Extracted information.

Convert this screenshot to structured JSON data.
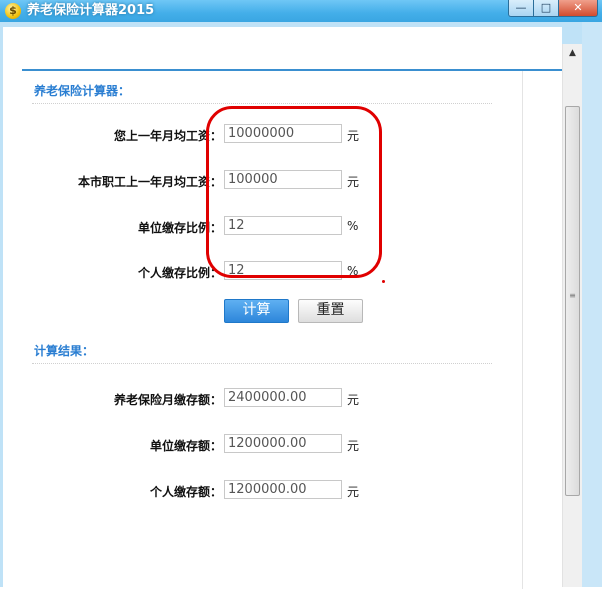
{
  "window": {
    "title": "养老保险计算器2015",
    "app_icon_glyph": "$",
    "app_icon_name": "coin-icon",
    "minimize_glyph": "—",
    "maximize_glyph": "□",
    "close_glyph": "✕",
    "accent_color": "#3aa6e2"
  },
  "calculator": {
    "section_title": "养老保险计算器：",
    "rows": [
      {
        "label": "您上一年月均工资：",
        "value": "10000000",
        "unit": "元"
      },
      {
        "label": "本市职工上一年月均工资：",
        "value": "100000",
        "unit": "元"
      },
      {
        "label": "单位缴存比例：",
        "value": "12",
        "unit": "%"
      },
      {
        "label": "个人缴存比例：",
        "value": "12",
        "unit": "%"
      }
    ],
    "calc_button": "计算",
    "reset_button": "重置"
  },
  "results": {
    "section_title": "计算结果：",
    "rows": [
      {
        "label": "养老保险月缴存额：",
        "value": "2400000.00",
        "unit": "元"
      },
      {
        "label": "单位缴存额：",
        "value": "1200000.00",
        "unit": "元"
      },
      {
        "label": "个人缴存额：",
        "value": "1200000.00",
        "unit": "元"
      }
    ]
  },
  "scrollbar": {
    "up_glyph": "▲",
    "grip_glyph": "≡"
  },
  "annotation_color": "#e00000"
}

==

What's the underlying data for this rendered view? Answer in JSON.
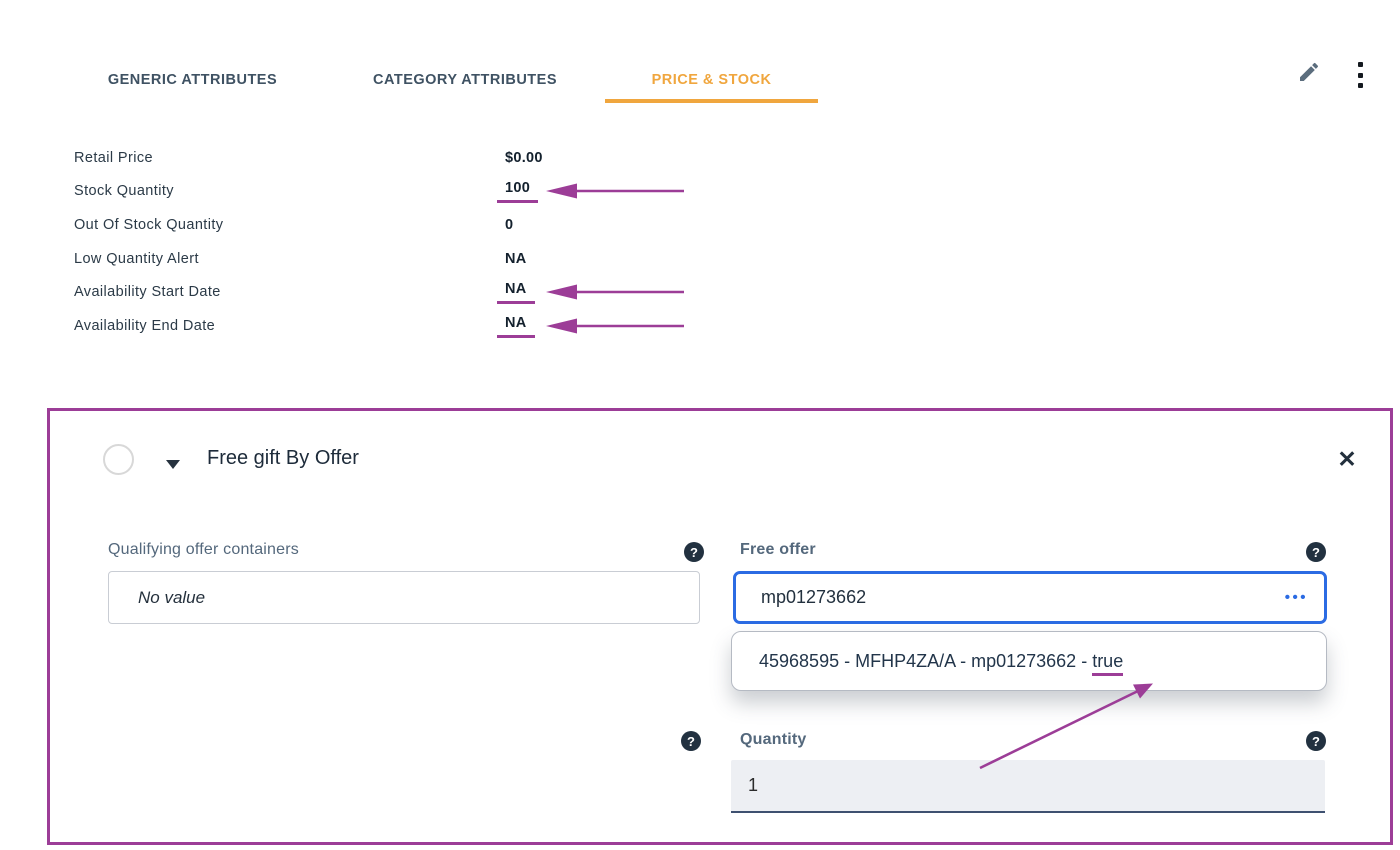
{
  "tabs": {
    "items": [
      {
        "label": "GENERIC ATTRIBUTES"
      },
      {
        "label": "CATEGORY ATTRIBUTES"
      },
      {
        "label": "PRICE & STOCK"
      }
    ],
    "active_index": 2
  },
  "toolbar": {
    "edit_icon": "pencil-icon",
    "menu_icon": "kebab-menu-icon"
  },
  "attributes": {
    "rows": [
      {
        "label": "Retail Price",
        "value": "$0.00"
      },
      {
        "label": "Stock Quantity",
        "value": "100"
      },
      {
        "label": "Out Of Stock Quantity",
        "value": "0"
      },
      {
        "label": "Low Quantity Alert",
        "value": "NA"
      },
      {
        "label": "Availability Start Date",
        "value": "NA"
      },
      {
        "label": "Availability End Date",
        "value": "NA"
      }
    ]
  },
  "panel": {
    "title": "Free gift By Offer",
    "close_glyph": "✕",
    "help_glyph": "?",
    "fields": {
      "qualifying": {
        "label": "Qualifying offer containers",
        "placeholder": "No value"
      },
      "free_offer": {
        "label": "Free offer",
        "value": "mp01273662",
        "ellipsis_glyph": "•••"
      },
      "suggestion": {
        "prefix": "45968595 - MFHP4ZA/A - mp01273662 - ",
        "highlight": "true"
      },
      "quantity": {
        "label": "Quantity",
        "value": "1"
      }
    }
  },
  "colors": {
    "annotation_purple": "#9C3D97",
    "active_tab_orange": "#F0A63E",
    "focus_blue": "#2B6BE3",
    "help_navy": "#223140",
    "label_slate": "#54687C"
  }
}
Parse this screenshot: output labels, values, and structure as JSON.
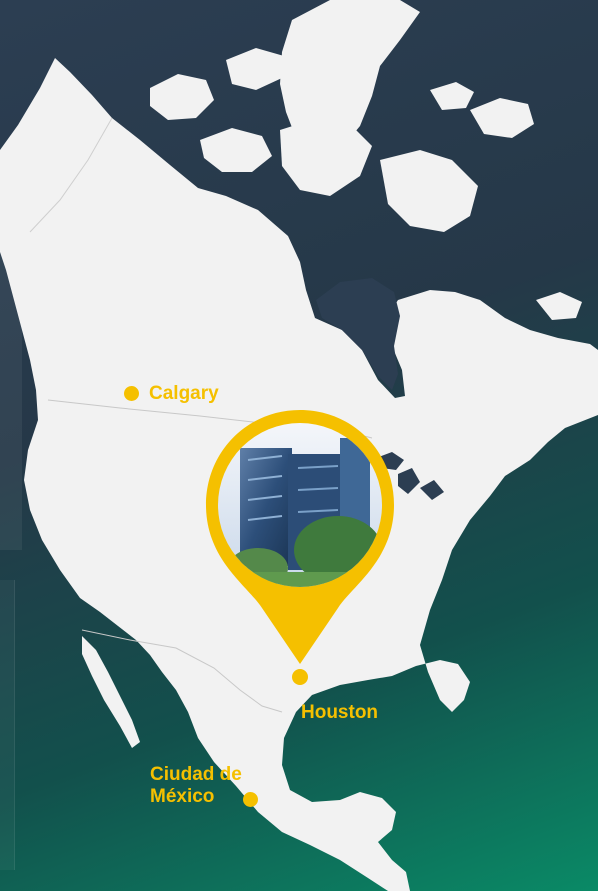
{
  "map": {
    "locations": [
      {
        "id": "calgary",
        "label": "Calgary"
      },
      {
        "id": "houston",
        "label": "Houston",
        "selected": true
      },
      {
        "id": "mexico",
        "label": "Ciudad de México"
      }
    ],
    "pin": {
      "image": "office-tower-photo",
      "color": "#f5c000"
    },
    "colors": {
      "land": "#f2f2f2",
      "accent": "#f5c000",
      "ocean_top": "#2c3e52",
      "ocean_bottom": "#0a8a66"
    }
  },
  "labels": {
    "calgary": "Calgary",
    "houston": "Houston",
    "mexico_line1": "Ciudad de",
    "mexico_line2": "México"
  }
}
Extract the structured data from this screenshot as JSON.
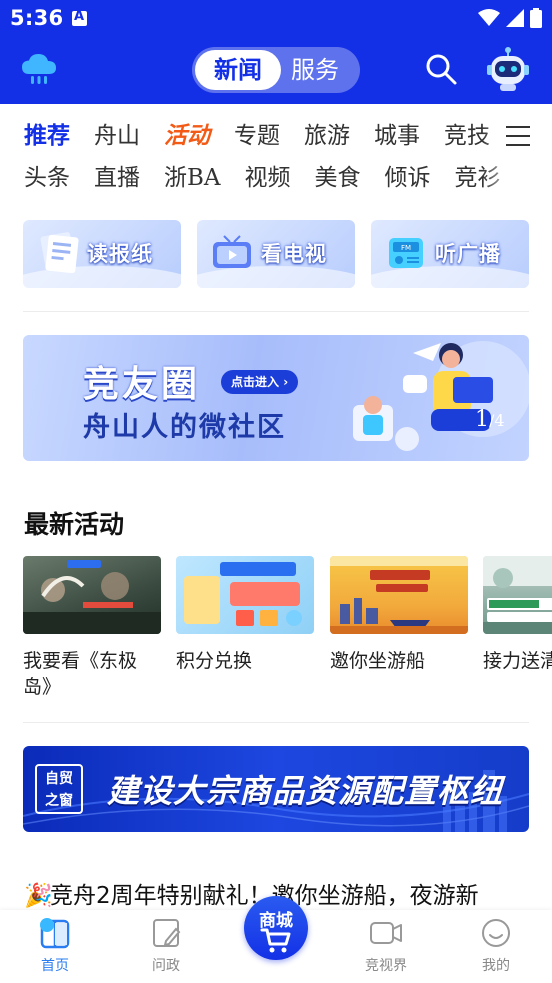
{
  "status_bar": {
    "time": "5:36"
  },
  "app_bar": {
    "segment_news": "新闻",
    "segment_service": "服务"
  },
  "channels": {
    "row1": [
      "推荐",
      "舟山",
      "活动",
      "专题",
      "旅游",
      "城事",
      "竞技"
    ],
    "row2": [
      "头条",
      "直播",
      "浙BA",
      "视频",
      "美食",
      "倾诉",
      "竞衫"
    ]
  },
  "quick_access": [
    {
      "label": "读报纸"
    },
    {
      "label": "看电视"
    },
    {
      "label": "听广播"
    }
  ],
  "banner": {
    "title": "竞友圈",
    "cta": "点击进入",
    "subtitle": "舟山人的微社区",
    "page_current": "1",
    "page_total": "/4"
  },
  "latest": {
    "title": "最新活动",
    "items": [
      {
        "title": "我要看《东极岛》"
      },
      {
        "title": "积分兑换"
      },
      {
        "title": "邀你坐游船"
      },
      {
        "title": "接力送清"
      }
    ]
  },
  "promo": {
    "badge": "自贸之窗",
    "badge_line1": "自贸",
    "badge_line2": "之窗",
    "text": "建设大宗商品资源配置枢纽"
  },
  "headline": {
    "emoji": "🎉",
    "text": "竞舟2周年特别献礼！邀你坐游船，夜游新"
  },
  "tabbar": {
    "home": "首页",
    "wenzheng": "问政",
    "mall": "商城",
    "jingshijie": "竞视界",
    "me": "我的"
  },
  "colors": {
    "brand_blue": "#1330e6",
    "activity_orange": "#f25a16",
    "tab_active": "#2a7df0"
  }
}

Exercise.
Filter the entries above down to the lines containing the word "México".

Result of this exercise.
        "label": "Ciudad de México"
    "mexico_line2": "México"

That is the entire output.